# DIRECTION
Determine how many lines hold "房屋买卖合同" and give only that number.

Extracted data entries
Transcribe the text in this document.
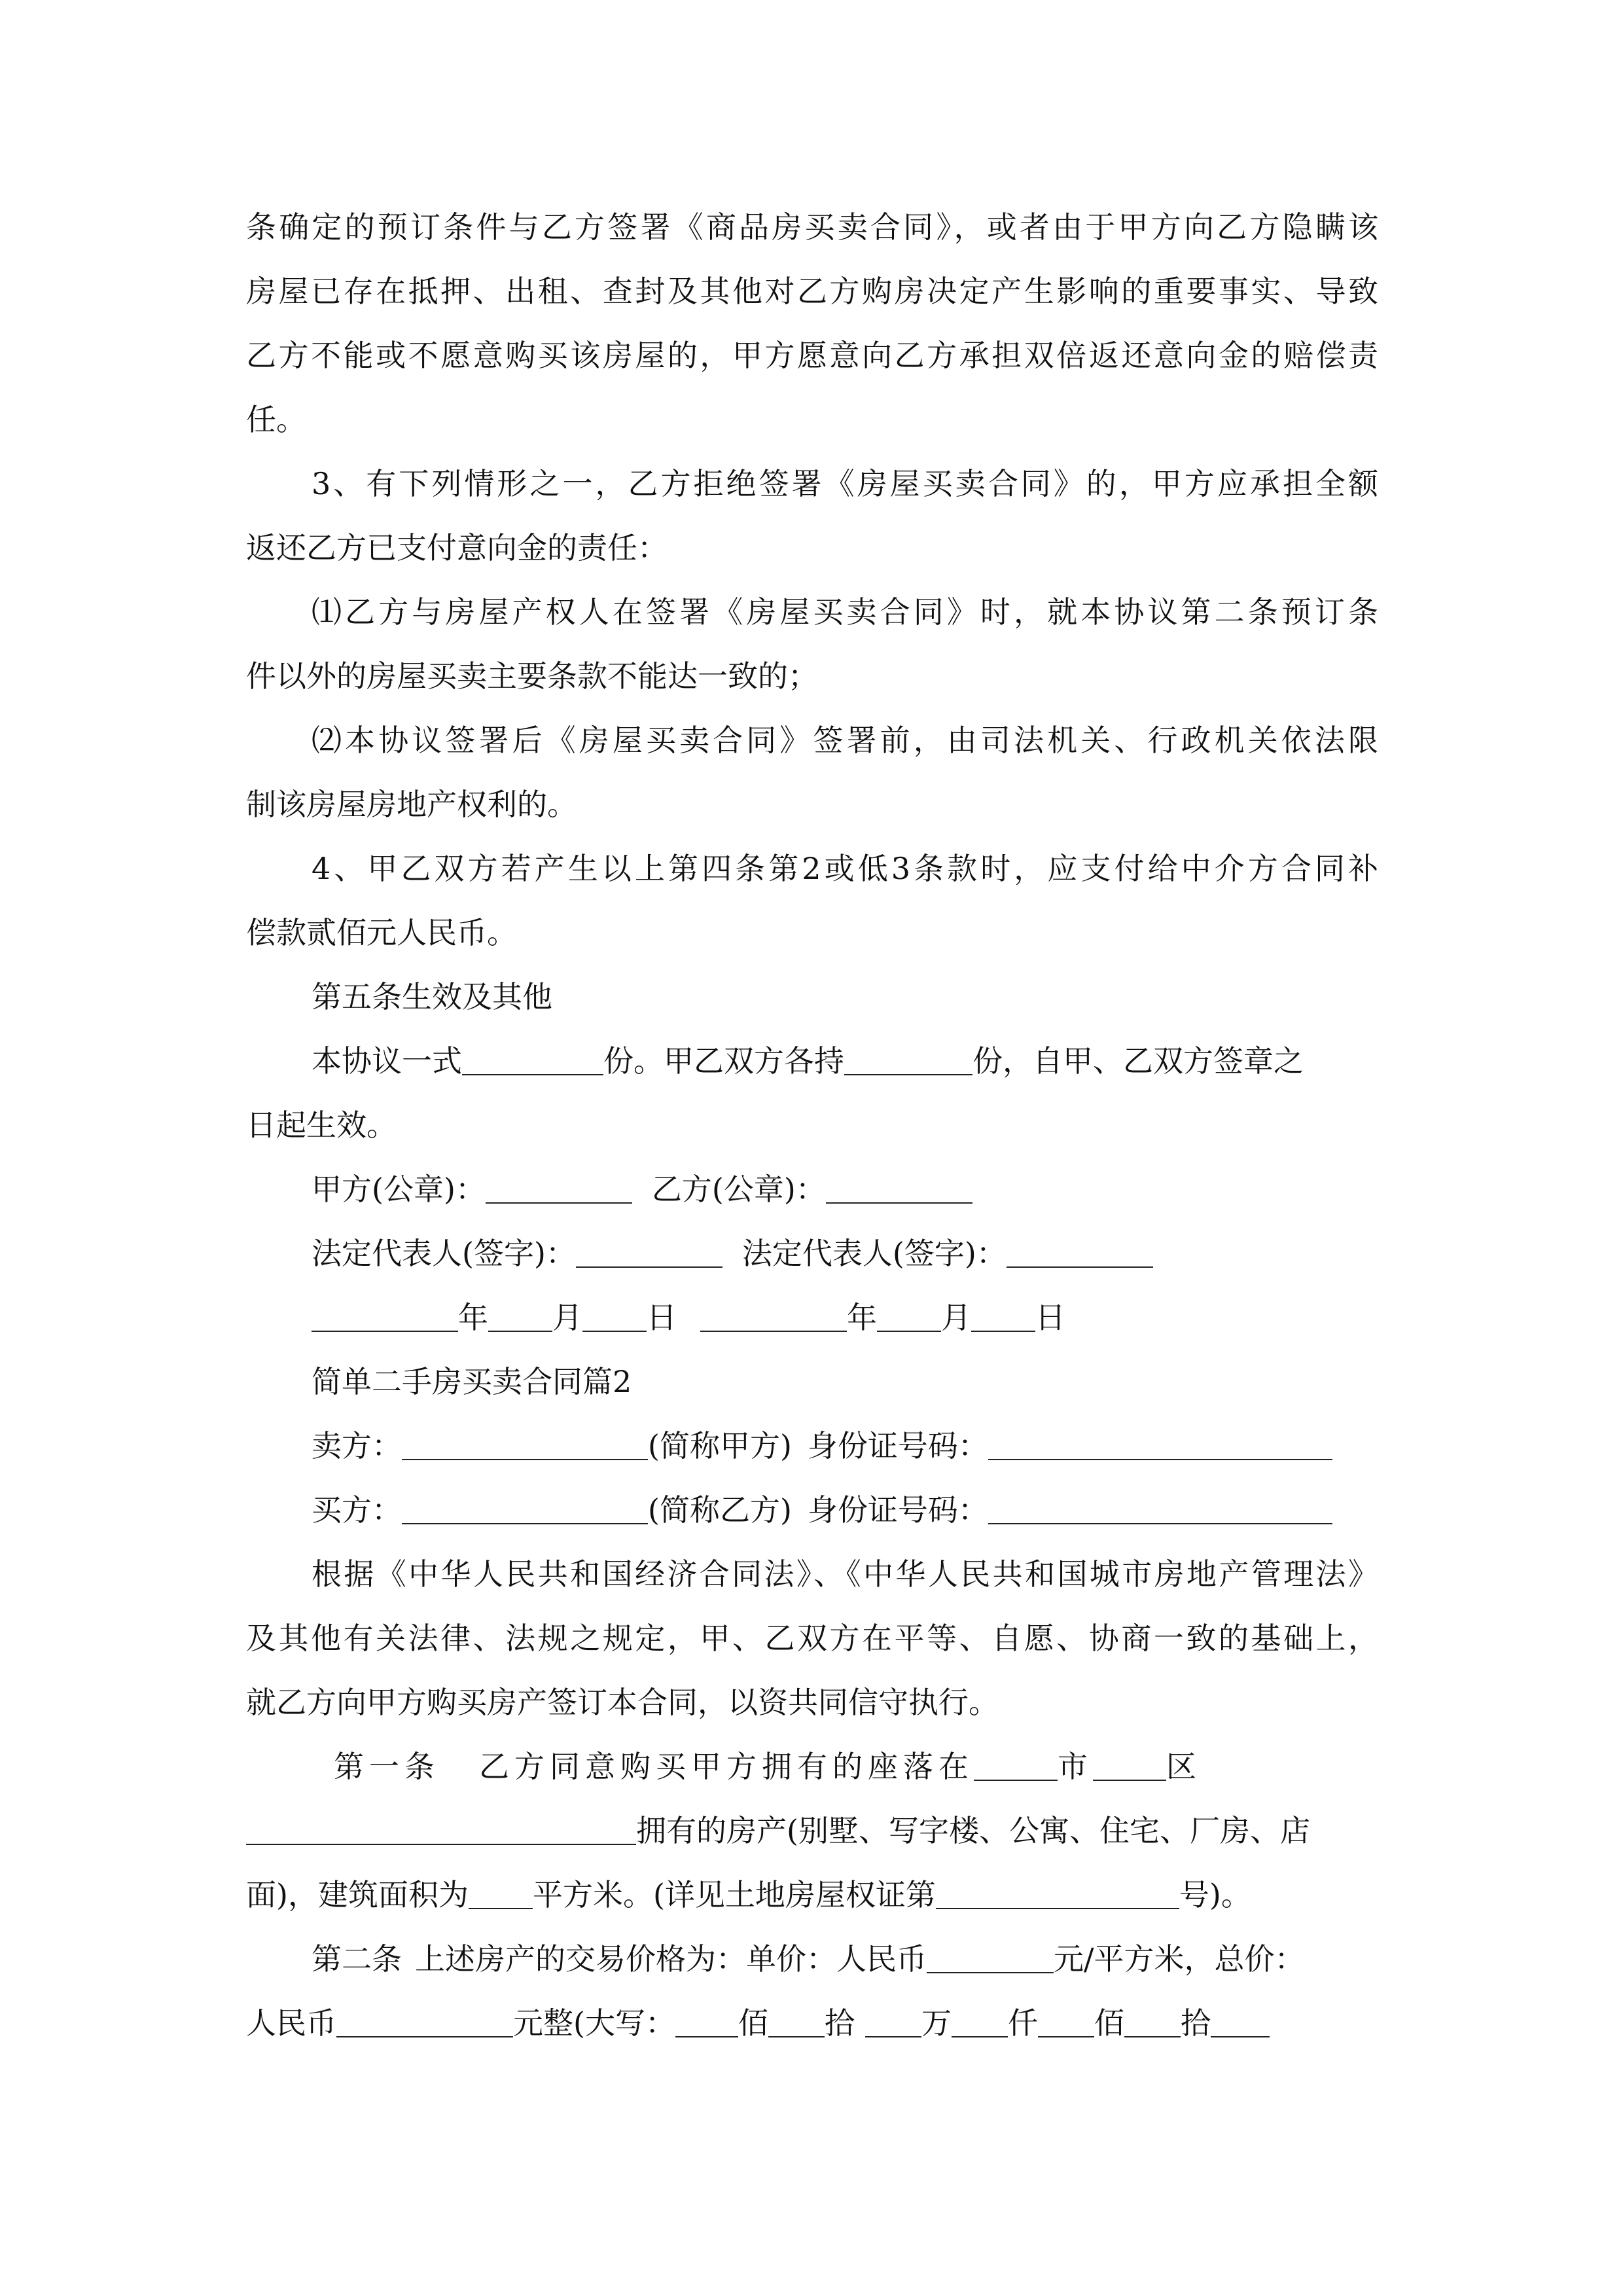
条确定的预订条件与乙方签署《商品房买卖合同》，或者由于甲方向乙方隐瞒该
房屋已存在抵押、出租、查封及其他对乙方购房决定产生影响的重要事实、导致
乙方不能或不愿意购买该房屋的，甲方愿意向乙方承担双倍返还意向金的赔偿责
任。
3、有下列情形之一，乙方拒绝签署《房屋买卖合同》的，甲方应承担全额
返还乙方已支付意向金的责任：
⑴乙方与房屋产权人在签署《房屋买卖合同》时，就本协议第二条预订条
件以外的房屋买卖主要条款不能达一致的；
⑵本协议签署后《房屋买卖合同》签署前，由司法机关、行政机关依法限
制该房屋房地产权利的。
4、甲乙双方若产生以上第四条第2或低3条款时，应支付给中介方合同补
偿款贰佰元人民币。
第五条生效及其他
本协议一式	份。甲乙双方各持	份，自甲、乙双方签章之
日起生效。
甲方(公章)：	乙方(公章)：
法定代表人(签字)：	法定代表人(签字)：
年 月 日	年 月 日
简单二手房买卖合同篇2
卖方：	(简称甲方) 身份证号码：
买方：	(简称乙方) 身份证号码：
根据《中华人民共和国经济合同法》、《中华人民共和国城市房地产管理法》
及其他有关法律、法规之规定，甲、乙双方在平等、自愿、协商一致的基础上，
就乙方向甲方购买房产签订本合同，以资共同信守执行。
第一条 乙方同意购买甲方拥有的座落在	市 区
拥有的房产(别墅、写字楼、公寓、住宅、厂房、店
面)，建筑面积为 平方米。(详见土地房屋权证第	号)。
第二条 上述房产的交易价格为：单价：人民币	元/平方米，总价：
人民币	元整(大写： 佰 拾 万 仟 佰 拾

# ANSWER FOR THE TASK
3